Stated exercise: For the material that follows, list every line containing the word "sans".

Data for this exercise:
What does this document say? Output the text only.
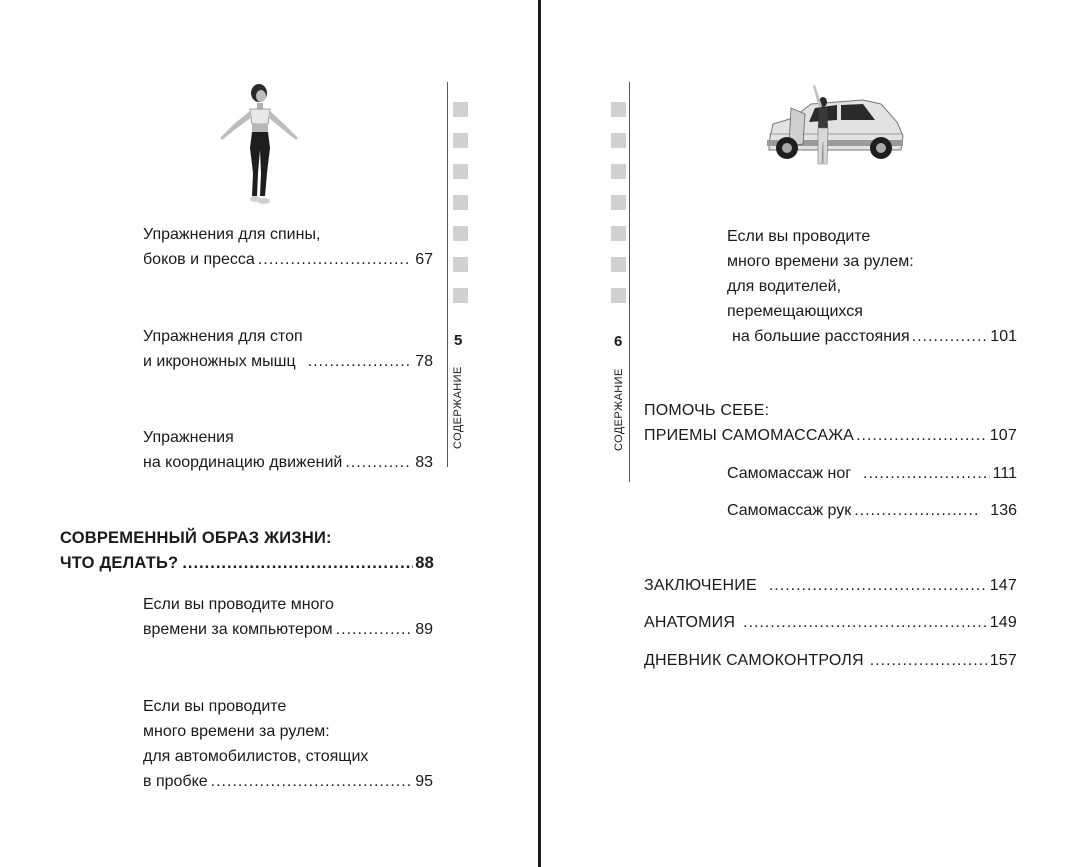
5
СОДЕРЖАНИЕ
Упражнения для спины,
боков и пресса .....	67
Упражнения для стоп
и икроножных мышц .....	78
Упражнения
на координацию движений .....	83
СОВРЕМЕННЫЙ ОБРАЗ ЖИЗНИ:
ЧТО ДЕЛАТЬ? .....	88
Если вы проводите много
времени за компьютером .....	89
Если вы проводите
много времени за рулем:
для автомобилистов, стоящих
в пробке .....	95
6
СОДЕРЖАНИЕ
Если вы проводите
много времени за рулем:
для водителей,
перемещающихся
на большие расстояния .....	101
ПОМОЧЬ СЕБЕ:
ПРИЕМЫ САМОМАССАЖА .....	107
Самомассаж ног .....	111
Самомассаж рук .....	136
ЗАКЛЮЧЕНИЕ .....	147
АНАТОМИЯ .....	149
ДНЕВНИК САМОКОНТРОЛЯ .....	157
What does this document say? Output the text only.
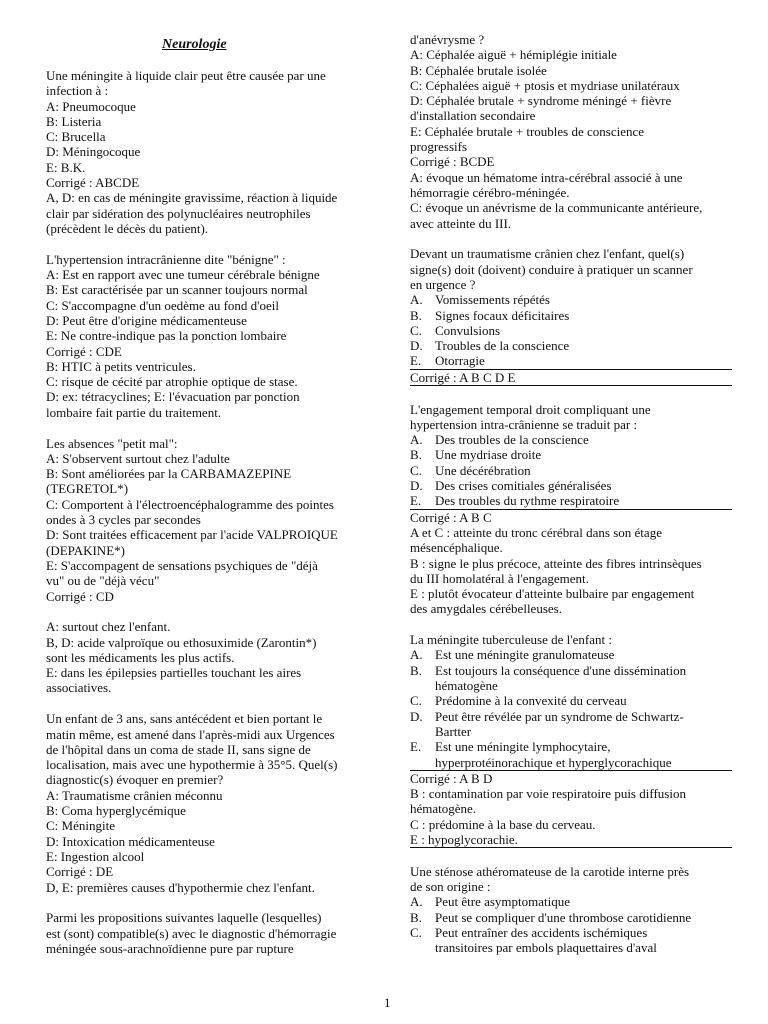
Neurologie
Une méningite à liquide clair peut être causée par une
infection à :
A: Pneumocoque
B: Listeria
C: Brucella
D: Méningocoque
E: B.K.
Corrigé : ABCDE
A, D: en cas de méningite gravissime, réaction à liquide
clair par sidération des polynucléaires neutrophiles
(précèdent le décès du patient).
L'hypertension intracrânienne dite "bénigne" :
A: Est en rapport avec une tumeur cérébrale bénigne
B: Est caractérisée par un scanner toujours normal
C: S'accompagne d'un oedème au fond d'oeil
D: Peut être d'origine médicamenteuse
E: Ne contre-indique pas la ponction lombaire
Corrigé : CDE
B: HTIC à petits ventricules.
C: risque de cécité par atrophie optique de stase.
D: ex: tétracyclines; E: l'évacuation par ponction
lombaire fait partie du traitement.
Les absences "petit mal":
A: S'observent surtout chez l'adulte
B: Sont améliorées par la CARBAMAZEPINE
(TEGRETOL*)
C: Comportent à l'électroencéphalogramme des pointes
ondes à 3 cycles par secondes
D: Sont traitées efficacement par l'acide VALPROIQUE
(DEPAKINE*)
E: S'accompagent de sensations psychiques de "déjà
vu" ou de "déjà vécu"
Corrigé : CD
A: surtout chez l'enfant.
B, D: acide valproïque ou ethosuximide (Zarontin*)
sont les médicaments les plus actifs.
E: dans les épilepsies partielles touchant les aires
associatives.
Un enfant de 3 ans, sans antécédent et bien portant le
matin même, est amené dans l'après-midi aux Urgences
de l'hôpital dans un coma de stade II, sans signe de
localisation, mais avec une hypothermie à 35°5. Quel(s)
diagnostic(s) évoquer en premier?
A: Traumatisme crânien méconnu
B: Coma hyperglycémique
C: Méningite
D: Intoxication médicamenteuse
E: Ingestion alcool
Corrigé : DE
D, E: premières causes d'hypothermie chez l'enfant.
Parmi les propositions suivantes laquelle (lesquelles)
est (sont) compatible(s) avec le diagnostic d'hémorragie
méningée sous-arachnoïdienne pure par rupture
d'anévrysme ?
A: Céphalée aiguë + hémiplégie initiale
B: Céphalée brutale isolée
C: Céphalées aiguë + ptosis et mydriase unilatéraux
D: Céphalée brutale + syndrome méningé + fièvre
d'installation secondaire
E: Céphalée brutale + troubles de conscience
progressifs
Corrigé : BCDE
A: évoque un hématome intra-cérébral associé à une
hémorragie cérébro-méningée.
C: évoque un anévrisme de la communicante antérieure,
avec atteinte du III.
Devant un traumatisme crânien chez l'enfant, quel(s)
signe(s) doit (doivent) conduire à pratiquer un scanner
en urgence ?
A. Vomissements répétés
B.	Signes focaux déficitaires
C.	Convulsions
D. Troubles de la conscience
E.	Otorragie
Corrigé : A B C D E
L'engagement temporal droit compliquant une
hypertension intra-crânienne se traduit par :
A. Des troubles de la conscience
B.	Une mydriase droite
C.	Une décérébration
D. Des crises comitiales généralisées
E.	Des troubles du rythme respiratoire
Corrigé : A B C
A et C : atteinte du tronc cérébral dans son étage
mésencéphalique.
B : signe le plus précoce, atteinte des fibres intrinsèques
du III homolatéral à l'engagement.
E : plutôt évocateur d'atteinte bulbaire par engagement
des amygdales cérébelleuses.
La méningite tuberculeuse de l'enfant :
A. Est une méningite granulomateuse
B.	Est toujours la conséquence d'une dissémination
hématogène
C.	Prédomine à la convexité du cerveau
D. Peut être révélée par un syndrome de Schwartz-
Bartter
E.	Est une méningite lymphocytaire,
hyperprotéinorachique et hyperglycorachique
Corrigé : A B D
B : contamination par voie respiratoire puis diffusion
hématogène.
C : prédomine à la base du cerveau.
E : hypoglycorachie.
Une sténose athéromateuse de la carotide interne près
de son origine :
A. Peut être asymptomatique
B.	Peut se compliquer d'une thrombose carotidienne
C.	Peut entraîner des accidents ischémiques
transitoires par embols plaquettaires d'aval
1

==

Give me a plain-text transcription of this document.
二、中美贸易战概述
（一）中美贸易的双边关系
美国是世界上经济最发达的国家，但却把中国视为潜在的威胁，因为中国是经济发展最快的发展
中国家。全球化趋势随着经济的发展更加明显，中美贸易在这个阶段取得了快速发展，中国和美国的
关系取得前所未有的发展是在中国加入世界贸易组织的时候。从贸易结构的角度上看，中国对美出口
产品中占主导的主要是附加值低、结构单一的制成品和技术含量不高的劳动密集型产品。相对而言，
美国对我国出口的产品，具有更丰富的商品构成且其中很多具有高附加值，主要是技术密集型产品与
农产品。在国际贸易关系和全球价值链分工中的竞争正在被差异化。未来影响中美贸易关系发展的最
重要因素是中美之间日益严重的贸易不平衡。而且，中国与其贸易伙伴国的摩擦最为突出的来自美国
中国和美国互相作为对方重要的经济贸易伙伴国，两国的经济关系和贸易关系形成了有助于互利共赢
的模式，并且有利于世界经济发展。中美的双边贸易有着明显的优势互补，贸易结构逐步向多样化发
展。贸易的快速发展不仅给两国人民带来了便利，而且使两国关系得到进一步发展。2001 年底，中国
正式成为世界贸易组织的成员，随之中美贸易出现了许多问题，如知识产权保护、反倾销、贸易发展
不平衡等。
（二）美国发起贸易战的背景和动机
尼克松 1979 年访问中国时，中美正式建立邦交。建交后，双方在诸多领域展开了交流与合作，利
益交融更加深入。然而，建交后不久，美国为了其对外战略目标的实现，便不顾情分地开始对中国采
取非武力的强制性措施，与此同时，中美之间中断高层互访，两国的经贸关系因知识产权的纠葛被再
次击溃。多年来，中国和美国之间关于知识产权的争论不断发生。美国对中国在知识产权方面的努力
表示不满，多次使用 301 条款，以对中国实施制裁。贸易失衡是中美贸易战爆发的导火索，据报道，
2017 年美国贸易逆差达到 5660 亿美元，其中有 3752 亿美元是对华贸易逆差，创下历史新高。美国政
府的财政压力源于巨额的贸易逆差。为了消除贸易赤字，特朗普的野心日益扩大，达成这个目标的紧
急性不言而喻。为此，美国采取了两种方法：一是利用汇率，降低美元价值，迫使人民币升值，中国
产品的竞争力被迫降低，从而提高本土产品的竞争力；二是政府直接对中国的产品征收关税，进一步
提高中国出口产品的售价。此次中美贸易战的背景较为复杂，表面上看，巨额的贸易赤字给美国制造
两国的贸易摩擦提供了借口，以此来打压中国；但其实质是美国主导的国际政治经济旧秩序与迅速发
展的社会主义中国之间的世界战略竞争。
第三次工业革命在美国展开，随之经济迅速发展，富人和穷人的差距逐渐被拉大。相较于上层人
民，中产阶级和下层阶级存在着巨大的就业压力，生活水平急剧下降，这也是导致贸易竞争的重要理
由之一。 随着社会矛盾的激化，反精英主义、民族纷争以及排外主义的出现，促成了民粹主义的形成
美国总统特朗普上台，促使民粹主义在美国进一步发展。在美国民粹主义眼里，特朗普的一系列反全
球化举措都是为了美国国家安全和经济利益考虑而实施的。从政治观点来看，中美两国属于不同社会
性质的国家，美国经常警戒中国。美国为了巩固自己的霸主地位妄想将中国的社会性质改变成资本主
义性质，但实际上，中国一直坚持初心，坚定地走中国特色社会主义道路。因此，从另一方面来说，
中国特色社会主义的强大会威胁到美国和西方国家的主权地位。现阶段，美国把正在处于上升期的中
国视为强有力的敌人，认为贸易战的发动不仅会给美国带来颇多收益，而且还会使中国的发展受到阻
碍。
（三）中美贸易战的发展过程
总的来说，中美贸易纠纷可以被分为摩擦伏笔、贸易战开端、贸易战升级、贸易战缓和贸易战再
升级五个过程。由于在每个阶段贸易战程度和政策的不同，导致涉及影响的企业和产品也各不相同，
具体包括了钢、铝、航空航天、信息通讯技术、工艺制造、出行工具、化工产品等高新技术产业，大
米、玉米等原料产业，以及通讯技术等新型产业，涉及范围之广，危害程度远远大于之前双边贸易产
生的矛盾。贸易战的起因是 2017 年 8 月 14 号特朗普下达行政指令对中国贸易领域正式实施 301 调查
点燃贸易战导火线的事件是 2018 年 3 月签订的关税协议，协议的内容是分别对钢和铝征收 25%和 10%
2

---

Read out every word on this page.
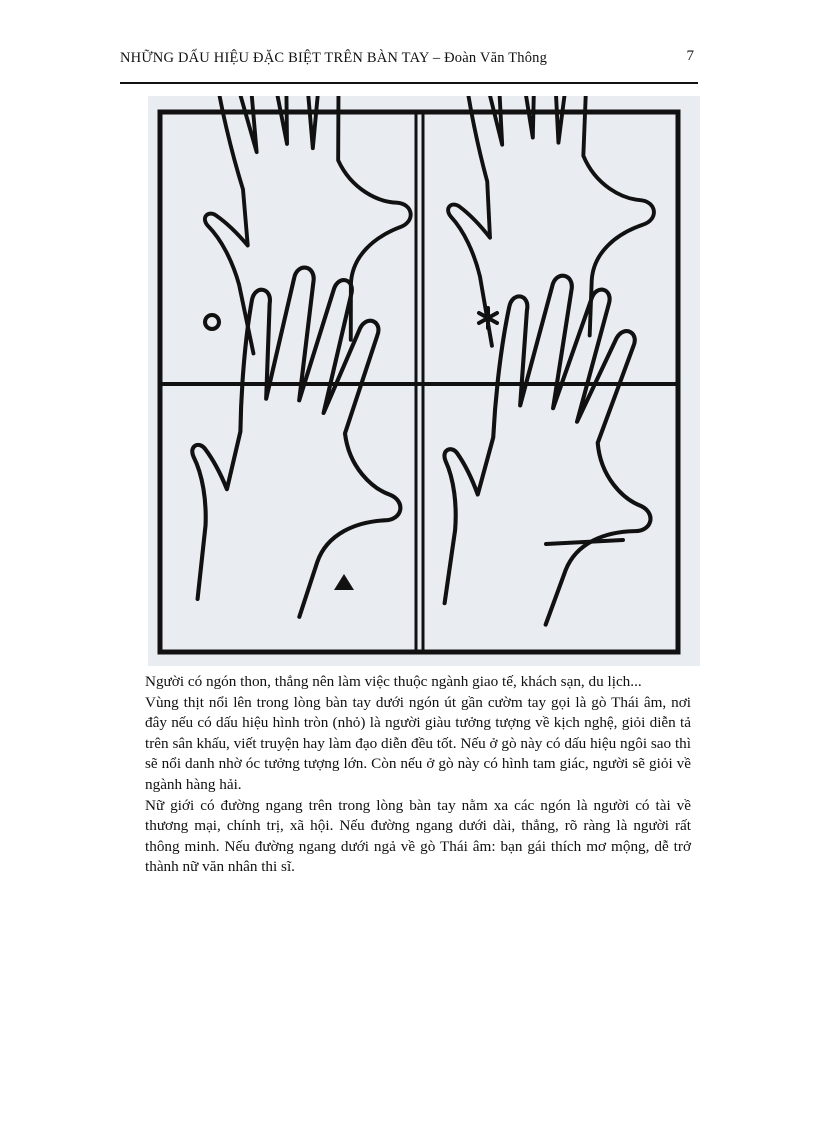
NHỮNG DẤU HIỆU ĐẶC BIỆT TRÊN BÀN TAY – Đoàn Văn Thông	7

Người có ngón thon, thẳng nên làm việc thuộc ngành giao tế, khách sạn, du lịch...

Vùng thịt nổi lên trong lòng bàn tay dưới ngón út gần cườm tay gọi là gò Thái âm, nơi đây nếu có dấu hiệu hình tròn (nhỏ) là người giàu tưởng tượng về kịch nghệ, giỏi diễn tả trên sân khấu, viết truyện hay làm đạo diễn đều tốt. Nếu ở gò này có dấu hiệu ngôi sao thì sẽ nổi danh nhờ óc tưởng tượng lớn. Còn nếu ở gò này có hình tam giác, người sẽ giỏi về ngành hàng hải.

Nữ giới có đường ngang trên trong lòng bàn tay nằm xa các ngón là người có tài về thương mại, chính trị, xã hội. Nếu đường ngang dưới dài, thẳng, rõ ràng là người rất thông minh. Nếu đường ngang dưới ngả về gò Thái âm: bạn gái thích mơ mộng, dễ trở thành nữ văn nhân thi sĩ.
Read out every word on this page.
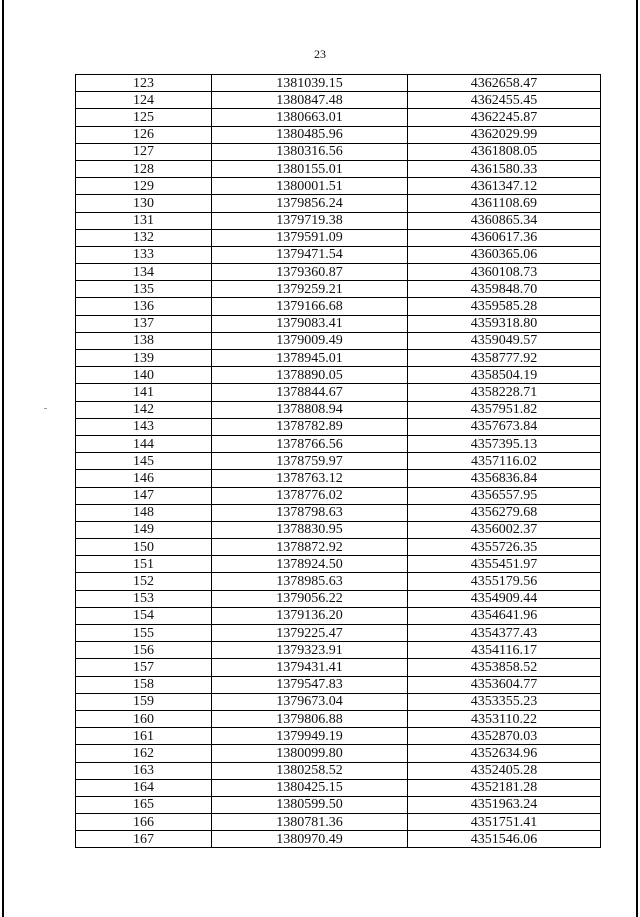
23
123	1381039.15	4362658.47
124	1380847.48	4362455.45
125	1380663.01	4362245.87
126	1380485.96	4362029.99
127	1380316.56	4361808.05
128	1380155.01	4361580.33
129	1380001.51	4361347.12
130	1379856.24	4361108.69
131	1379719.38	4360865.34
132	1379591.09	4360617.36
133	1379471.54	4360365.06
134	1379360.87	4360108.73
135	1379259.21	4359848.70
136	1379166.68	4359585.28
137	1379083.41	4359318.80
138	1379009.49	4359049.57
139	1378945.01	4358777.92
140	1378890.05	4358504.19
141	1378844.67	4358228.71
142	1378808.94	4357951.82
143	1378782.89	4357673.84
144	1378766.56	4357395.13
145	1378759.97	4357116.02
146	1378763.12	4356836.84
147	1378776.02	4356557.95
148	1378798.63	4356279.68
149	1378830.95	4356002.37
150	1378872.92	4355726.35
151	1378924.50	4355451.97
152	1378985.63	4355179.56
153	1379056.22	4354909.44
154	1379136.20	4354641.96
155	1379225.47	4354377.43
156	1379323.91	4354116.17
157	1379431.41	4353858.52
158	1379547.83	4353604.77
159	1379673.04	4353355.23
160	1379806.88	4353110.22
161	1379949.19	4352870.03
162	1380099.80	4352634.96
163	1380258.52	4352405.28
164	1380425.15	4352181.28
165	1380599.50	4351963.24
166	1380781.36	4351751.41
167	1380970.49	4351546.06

Solved exercise:
Un enfant de 3 ans, sans antécédent et bien portant le
de l'hôpital dans un coma de stade II, sans signe de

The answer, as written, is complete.